**Work instructions**
Find every line in the records below that holds the word "this", and copy it out.

Saved data entries

------------------------------------------------------------

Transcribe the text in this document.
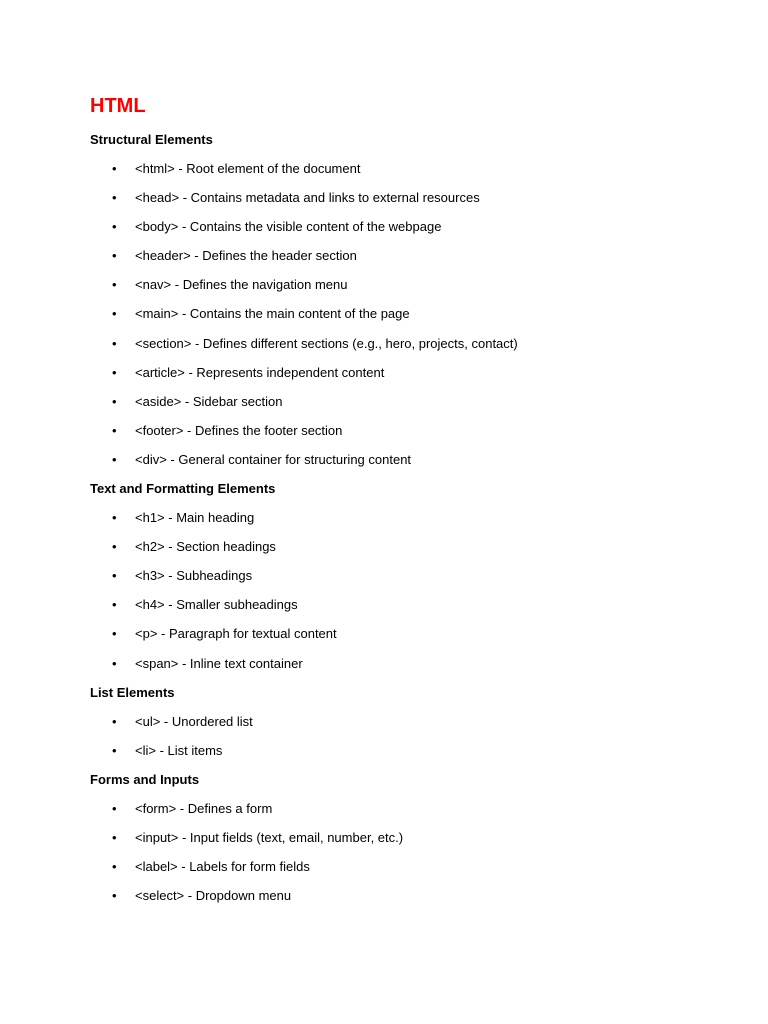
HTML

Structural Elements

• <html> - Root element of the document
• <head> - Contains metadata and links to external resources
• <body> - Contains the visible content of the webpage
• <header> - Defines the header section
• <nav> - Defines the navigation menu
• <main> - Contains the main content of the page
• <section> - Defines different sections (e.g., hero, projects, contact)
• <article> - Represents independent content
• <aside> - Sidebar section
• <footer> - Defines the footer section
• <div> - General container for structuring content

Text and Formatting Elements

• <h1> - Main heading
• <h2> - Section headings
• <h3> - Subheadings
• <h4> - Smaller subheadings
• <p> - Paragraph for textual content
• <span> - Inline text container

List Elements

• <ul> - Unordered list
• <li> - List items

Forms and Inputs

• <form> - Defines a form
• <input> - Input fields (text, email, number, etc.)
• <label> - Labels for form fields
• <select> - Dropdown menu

------------------------------------------------------------

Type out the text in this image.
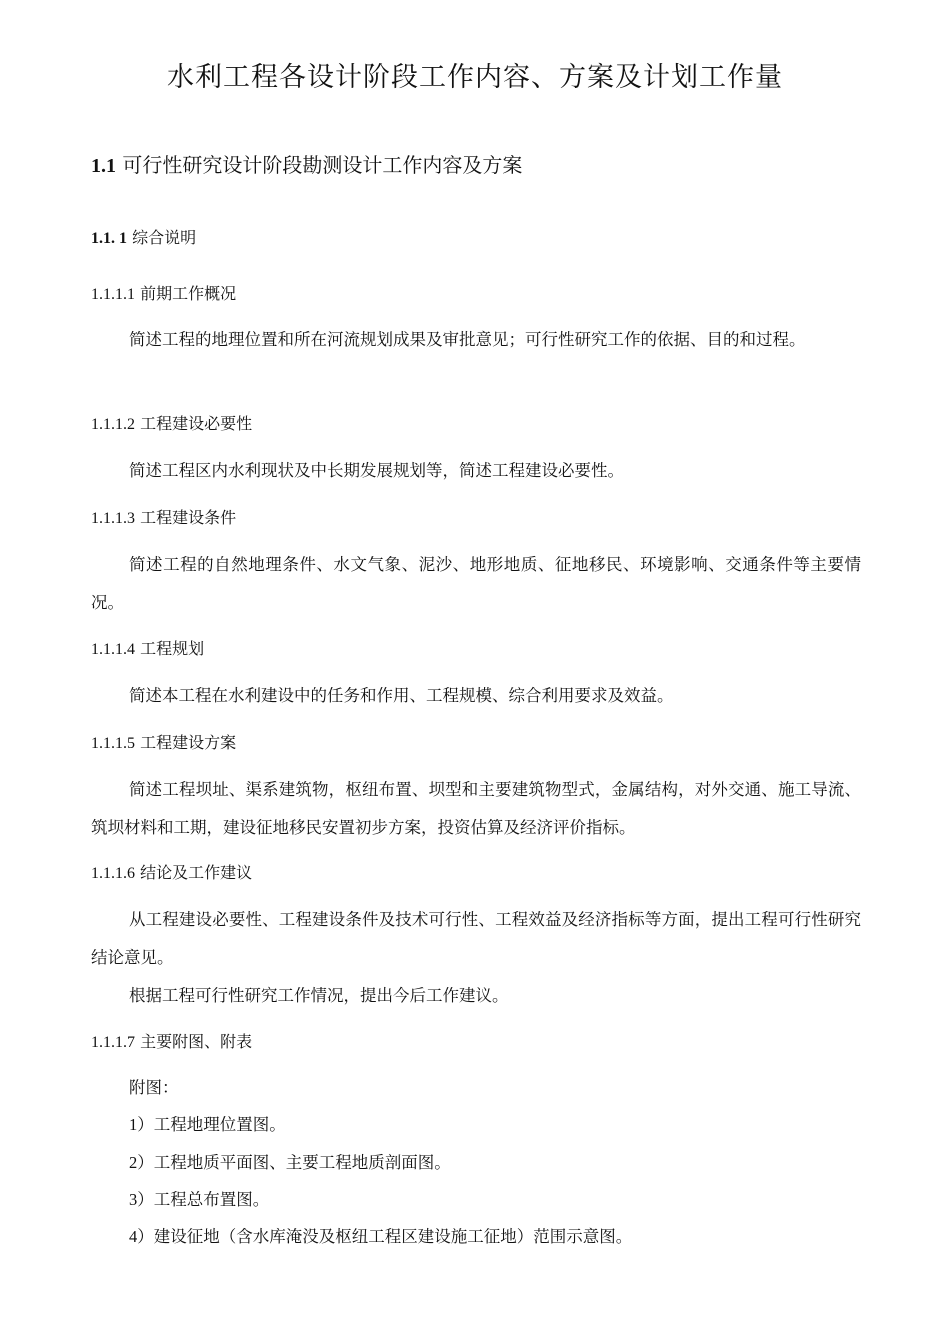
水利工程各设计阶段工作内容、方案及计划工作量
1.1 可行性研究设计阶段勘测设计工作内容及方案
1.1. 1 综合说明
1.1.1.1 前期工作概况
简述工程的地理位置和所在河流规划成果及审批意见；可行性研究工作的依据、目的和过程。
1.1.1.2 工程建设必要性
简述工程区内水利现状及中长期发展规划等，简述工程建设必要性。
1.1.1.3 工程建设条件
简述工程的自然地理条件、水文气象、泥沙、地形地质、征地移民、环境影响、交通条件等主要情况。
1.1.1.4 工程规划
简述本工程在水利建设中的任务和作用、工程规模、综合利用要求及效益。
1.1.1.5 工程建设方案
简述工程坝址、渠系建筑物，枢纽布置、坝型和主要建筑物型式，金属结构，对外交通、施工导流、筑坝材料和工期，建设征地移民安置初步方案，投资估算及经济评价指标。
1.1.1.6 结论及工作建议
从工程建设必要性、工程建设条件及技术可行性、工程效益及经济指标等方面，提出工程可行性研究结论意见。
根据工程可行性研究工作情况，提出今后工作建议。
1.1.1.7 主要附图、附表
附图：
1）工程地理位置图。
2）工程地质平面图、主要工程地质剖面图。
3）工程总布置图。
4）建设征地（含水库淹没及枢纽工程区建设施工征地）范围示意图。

------------------------------------------------------------

**Response below**
Transcribe the text in this document.
Type out the text in this image.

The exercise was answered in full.